* [WHAT YOU ARE ASKED TO DO]: Gather every line of the entries that includes the word "residue".

A block of data
_ _ _

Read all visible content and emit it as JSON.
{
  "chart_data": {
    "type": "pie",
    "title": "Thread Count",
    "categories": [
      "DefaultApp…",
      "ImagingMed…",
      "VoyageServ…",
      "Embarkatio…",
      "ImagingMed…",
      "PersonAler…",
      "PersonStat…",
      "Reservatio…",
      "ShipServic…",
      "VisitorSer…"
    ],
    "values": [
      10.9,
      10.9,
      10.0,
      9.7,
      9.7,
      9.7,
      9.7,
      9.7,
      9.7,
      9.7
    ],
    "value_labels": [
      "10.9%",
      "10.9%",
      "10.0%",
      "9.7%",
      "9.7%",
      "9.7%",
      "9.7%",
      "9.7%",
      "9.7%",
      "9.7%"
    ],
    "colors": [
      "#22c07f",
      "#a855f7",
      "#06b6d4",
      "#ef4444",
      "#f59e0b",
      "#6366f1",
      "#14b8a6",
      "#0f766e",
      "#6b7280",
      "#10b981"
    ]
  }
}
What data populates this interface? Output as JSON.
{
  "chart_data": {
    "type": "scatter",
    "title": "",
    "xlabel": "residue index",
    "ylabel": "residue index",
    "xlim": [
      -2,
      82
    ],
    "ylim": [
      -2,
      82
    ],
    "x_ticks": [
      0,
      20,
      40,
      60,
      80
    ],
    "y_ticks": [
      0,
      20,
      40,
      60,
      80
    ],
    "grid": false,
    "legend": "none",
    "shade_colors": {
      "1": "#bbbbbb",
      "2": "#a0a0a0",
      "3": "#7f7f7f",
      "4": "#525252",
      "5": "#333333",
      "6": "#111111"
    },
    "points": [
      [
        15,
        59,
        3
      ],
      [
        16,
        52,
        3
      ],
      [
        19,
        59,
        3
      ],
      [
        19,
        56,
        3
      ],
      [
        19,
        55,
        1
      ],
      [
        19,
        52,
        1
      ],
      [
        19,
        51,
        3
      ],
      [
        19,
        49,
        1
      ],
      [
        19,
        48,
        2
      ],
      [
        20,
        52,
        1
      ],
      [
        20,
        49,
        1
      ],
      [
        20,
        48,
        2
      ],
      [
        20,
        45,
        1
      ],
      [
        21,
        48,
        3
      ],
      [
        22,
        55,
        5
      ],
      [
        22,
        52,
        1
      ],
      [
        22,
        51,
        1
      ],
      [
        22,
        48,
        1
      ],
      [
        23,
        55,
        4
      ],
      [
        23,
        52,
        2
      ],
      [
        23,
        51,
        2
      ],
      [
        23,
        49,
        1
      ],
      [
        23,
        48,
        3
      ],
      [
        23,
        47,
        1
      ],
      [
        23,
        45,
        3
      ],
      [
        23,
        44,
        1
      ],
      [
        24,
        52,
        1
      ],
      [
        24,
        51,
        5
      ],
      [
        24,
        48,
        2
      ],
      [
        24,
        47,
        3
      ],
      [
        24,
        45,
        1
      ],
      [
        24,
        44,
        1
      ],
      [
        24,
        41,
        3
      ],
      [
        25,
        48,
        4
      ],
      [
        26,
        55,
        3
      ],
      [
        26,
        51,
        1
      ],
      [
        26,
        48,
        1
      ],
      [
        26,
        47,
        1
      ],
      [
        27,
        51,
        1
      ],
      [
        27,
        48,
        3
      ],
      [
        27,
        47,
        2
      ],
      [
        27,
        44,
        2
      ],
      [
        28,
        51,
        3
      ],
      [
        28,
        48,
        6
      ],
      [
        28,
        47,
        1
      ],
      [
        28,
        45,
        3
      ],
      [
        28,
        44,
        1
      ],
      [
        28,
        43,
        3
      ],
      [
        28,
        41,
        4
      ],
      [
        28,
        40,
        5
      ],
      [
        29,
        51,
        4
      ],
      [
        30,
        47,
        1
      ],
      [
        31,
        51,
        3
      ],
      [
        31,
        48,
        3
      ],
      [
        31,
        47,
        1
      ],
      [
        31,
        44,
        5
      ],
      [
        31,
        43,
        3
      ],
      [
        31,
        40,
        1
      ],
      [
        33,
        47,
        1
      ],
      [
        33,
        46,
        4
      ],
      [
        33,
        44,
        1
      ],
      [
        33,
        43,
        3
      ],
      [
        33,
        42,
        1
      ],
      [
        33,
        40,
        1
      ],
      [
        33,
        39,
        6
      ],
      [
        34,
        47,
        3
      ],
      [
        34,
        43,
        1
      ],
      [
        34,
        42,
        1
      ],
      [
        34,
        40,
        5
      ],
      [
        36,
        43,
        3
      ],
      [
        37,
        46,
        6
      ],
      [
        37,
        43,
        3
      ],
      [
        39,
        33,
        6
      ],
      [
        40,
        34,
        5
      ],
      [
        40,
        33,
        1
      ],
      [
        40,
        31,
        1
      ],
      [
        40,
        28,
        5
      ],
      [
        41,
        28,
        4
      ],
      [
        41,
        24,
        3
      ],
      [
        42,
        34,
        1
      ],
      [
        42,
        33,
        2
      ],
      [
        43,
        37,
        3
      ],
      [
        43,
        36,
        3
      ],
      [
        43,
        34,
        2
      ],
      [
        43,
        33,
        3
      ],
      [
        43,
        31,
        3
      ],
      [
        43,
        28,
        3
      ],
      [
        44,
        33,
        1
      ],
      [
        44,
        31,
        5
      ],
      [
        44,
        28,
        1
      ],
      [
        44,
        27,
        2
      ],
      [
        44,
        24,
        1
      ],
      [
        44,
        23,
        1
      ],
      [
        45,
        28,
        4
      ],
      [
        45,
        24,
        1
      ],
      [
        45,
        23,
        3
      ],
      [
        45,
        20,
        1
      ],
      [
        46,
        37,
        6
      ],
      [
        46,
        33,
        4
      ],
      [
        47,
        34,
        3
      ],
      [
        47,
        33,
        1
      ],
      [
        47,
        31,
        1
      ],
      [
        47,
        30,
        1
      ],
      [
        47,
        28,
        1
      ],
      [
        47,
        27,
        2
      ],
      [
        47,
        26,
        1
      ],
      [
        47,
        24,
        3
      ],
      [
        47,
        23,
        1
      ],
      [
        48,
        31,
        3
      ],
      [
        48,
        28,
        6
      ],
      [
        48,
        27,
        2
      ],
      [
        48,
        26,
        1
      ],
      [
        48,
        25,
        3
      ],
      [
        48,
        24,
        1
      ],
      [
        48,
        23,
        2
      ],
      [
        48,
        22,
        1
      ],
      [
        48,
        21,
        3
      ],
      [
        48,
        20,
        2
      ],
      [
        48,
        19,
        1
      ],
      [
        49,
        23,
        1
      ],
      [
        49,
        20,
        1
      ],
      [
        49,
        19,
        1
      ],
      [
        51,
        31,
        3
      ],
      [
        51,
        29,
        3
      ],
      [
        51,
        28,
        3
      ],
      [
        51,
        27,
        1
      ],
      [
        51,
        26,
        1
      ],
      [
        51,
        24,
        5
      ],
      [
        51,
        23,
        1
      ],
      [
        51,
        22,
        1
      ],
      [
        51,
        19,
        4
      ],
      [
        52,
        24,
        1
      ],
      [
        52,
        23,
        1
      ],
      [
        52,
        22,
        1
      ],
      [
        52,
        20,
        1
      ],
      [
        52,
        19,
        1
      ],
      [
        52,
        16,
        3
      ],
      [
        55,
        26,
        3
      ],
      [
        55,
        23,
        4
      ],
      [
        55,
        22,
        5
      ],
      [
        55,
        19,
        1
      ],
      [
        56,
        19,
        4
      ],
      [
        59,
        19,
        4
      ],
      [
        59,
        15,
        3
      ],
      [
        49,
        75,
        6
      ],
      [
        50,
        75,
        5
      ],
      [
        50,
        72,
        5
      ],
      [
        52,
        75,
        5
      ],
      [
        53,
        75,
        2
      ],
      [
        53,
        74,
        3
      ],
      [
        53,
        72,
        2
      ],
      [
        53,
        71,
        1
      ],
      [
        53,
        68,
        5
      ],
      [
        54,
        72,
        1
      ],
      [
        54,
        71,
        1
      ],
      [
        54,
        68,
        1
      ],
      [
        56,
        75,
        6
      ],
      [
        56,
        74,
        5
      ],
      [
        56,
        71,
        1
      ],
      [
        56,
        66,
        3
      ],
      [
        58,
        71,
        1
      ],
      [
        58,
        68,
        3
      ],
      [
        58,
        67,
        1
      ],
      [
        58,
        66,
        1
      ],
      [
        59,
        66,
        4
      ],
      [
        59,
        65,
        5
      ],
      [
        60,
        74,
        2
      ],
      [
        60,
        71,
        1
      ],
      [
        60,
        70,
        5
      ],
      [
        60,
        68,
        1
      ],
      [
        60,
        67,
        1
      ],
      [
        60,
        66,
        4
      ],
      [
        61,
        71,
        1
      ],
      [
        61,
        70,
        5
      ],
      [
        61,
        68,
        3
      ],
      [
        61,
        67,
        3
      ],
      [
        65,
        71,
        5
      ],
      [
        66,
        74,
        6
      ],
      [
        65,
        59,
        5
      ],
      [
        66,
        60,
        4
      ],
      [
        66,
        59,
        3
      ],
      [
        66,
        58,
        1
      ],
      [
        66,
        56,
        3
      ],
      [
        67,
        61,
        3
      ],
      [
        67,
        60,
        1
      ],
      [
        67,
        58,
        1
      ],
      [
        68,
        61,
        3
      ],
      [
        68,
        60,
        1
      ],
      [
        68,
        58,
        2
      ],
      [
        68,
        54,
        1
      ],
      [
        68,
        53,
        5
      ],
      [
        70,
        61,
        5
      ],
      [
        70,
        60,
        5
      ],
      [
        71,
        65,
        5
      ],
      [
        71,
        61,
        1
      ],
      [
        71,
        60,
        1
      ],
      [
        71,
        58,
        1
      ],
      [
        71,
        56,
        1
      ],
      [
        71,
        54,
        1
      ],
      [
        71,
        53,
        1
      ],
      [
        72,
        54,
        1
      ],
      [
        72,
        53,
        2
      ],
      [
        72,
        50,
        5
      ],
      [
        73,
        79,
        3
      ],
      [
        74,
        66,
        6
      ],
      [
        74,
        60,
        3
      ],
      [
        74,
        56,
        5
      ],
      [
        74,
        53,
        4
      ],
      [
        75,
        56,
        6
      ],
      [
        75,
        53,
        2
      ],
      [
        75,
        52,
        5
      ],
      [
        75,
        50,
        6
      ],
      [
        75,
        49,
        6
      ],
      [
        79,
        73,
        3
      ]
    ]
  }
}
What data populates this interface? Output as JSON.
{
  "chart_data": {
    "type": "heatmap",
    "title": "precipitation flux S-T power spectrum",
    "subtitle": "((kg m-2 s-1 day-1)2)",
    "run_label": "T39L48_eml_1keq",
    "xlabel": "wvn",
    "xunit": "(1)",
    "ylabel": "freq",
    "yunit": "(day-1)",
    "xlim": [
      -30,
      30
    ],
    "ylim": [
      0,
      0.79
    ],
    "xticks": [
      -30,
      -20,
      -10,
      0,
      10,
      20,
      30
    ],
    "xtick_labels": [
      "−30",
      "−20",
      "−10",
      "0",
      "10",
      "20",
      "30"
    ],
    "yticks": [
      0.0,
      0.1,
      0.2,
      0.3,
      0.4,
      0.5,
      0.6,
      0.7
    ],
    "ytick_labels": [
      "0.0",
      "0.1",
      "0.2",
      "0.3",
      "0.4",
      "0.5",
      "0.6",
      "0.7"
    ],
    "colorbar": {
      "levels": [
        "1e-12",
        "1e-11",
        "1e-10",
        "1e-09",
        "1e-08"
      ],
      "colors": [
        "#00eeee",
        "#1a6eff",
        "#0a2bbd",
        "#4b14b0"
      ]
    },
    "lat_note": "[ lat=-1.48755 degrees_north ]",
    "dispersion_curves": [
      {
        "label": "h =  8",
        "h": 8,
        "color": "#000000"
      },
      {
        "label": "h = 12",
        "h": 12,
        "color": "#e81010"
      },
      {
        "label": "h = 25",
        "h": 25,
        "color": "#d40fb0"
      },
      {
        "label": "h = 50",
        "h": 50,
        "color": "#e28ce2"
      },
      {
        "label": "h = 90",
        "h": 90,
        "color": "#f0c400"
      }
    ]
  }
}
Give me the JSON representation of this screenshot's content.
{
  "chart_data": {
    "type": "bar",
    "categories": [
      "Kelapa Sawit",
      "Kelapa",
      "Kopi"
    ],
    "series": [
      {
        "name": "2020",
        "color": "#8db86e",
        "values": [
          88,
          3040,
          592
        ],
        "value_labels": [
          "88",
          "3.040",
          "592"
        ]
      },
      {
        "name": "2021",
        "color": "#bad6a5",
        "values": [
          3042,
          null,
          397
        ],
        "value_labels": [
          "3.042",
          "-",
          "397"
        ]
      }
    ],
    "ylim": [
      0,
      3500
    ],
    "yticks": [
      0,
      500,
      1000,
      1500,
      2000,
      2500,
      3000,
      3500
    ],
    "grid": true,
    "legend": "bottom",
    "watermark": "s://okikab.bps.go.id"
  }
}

_ _ _

* [TASK OUTPUT]:
    "xlabel": "residue index",
    "ylabel": "residue index",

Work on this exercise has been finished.